Tarea a
Por favor, vuelve a escribir sin cambios las entradas desde la primera línea hasta la línea que contiene "output-line: 7-Zip [64]", ambas incluidas.

Fragmento
┌──
El Dr. Cemal
(Muhammet Uzuner) debe acompañar a un fiscal, un grupo de soldados, y el
acusado de cometer un crimen, a una zona agreste –las estepas de Anatolia- y
alejada de la ciudad, donde deben encontrar un cadáver. Pero, como es de
esperar en un filme de Ceylan, la indagación no reviste las características usuales.
La pesquisa es agotadora y cansina. A eso hay que sumar la constante aparición
de nuevos datos, cambios imprevistos, y una incertidumbre que amenaza con colmar
la resistencia de todos, por lo que la trama alrededor del crimen parece ser
solo una excusa.
En efecto, como
en las películas de Antonioni -un claro referente en el cine de Ceylan y en el
de buena parte de los mejores cineastas contemporáneos-, la intriga es mero pre-texto,
el detonante que permite circunscribir una aventura existencial. En este caso,
el doctor se convierte, pronto, en el testigo privilegiado de una verdadera
comedia filosófica donde todos luchan, en vano, por cumplir su rol, y donde la
empresa conjunta parece hundirse cada vez más en la frustración y la farsa.
└──
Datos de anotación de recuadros
┌──
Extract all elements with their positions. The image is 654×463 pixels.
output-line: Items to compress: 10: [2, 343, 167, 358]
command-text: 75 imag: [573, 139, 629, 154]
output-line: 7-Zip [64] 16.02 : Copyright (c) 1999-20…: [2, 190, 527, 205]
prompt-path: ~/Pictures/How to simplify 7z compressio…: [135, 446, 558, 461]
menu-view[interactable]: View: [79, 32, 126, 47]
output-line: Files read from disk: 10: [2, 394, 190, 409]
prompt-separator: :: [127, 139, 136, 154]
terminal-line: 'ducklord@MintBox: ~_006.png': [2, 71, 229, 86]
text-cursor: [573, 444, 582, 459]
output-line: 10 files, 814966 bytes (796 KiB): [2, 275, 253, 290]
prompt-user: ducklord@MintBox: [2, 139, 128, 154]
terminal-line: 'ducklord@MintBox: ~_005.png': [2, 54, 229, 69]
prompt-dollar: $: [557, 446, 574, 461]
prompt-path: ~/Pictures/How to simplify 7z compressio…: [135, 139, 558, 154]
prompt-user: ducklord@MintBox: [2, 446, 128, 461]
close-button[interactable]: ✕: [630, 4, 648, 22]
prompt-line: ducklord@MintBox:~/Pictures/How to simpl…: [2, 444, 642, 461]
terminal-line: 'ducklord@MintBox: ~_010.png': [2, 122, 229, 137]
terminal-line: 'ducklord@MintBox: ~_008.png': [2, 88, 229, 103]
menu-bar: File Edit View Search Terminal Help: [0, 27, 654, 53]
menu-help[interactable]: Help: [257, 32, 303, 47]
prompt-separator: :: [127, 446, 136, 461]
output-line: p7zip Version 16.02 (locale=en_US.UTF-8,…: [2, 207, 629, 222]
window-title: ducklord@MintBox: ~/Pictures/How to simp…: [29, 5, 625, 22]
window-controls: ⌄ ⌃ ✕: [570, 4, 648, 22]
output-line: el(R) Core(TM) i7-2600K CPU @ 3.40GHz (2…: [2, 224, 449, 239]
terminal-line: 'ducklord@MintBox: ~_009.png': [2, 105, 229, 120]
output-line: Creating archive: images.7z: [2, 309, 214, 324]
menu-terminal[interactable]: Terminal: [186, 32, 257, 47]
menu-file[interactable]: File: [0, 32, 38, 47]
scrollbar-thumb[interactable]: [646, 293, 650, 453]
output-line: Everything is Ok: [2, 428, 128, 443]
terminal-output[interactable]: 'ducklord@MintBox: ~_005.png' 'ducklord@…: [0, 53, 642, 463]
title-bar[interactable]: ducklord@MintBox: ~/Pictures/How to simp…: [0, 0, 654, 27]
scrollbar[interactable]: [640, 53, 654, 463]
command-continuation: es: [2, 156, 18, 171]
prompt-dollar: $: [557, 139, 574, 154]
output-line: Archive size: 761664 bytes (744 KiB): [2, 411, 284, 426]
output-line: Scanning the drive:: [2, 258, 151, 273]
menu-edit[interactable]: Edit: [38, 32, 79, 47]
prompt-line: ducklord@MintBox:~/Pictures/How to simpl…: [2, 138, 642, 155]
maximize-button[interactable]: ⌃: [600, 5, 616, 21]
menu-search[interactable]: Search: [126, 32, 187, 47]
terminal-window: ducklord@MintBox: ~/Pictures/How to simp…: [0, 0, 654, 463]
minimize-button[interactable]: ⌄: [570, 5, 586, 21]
└──
Tarea b
Continúa el fragmento sobre la película de Ceylan desde donde termina.

Respuesta a
Extract all elements with their positions. The image is 654×463 pixels.
output-line: Items to compress: 10: [2, 343, 167, 358]
command-text: 75 imag: [573, 139, 629, 154]
output-line: 7-Zip [64] 16.02 : Copyright (c) 1999-20…: [2, 190, 527, 205]

Respuesta b
Por momentos, la
textura estriada del filme, hecho de contratiempos en medio de la carretera y las
matas de bosque, conversaciones confidentes en las paradas más insólitas, o
extrañas mezclas de humor y presentimientos siniestros, nos traen resonancias de
posibles precedentes ilustres, como la coreana Memories of Murder, de Bong Joon Ho. Si bien el turco filma desde la
contemplación más austera –al contrario del asiático, adscrito a las coordenadas
del cine de género, un espectáculo más acentuado y estilizado-, la meta de
ambos está en el conocimiento de lo más recóndito de un país, el perfil de sus más
soterrados y minúsculos personajes, en fin, no solo el descubrimiento de lo que
ha producido la marginación y la exclusión, sino también la constatación de que
lo más luctuoso e injusto está revestido de una apariencia ridícula y cotidiana.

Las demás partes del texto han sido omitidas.